■ Task goal: Search the entries for the word "update" and pull out each line that has it.

(Collected data entries)
====

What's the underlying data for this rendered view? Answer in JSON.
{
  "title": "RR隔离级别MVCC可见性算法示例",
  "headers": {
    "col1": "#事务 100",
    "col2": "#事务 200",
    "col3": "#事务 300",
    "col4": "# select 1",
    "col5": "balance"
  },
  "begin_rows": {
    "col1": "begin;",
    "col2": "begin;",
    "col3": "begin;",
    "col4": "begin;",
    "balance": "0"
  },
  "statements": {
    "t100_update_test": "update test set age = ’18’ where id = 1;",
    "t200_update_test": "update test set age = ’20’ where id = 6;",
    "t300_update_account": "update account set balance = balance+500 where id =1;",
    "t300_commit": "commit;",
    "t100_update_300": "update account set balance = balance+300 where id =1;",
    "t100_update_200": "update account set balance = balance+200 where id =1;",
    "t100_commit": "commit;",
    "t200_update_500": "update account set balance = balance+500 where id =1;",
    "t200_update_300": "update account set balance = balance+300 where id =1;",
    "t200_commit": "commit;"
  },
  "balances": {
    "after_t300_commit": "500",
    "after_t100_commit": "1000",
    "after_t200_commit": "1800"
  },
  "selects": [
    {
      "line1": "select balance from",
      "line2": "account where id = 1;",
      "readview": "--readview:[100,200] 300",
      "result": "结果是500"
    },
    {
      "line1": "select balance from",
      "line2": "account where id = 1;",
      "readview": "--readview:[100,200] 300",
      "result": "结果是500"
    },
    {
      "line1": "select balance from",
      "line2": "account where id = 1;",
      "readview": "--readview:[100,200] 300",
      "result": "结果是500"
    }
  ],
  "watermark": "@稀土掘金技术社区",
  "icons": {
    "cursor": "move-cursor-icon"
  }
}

====

■ Output:
    "t100_update_test": "update test set age = ’18’ where id = 1;",
    "t200_update_test": "update test set age = ’20’ where id = 6;",
    "t300_update_account": "update account set balance = balance+500 where id =1;",
    "t100_update_300": "update account set balance = balance+300 where id =1;",
    "t100_update_200": "update account set balance = balance+200 where id =1;",
    "t200_update_500": "update account set balance = balance+500 where id =1;",
    "t200_update_300": "update account set balance = balance+300 where id =1;",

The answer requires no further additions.